INPUT MATERIAL:
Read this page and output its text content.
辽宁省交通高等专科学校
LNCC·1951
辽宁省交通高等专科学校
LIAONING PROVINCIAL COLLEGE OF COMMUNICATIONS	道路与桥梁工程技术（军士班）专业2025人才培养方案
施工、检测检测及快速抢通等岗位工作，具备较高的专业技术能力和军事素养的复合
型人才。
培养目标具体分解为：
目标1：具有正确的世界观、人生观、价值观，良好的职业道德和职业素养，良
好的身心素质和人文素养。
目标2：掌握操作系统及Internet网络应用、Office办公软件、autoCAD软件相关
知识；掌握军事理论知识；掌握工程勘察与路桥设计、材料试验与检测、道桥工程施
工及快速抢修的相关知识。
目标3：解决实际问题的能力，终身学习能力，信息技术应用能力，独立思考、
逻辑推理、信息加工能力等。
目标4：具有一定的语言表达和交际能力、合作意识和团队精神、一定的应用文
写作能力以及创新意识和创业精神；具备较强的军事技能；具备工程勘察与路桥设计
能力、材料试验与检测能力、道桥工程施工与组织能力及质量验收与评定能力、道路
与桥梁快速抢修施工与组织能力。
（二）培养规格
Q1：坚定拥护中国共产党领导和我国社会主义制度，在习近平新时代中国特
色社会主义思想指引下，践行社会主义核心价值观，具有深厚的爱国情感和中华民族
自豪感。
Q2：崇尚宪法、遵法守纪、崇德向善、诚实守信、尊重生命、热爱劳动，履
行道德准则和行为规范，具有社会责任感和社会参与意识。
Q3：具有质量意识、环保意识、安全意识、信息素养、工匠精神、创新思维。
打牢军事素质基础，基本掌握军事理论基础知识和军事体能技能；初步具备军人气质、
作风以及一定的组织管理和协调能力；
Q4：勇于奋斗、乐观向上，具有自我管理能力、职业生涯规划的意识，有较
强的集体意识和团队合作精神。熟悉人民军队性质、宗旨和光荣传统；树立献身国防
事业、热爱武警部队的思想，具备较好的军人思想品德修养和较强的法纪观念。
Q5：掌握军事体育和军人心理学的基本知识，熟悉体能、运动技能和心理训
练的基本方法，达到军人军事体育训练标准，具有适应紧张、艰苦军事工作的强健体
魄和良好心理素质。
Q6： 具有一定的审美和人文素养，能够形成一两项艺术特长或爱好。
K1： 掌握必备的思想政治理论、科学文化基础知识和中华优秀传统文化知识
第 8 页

AIM: Set down the material above again, word for word.

FULL ANSWER:
Read this page and output its text content.
辽宁省交通高等专科学校
LNCC·1951
辽宁省交通高等专科学校
LIAONING PROVINCIAL COLLEGE OF COMMUNICATIONS	道路与桥梁工程技术（军士班）专业2025人才培养方案
施工、检测检测及快速抢通等岗位工作，具备较高的专业技术能力和军事素养的复合
型人才。
培养目标具体分解为：
目标1：具有正确的世界观、人生观、价值观，良好的职业道德和职业素养，良
好的身心素质和人文素养。
目标2：掌握操作系统及Internet网络应用、Office办公软件、autoCAD软件相关
知识；掌握军事理论知识；掌握工程勘察与路桥设计、材料试验与检测、道桥工程施
工及快速抢修的相关知识。
目标3：解决实际问题的能力，终身学习能力，信息技术应用能力，独立思考、
逻辑推理、信息加工能力等。
目标4：具有一定的语言表达和交际能力、合作意识和团队精神、一定的应用文
写作能力以及创新意识和创业精神；具备较强的军事技能；具备工程勘察与路桥设计
能力、材料试验与检测能力、道桥工程施工与组织能力及质量验收与评定能力、道路
与桥梁快速抢修施工与组织能力。
（二）培养规格
Q1：坚定拥护中国共产党领导和我国社会主义制度，在习近平新时代中国特
色社会主义思想指引下，践行社会主义核心价值观，具有深厚的爱国情感和中华民族
自豪感。
Q2：崇尚宪法、遵法守纪、崇德向善、诚实守信、尊重生命、热爱劳动，履
行道德准则和行为规范，具有社会责任感和社会参与意识。
Q3：具有质量意识、环保意识、安全意识、信息素养、工匠精神、创新思维。
打牢军事素质基础，基本掌握军事理论基础知识和军事体能技能；初步具备军人气质、
作风以及一定的组织管理和协调能力；
Q4：勇于奋斗、乐观向上，具有自我管理能力、职业生涯规划的意识，有较
强的集体意识和团队合作精神。熟悉人民军队性质、宗旨和光荣传统；树立献身国防
事业、热爱武警部队的思想，具备较好的军人思想品德修养和较强的法纪观念。
Q5：掌握军事体育和军人心理学的基本知识，熟悉体能、运动技能和心理训
练的基本方法，达到军人军事体育训练标准，具有适应紧张、艰苦军事工作的强健体
魄和良好心理素质。
Q6： 具有一定的审美和人文素养，能够形成一两项艺术特长或爱好。
K1： 掌握必备的思想政治理论、科学文化基础知识和中华优秀传统文化知识
第 8 页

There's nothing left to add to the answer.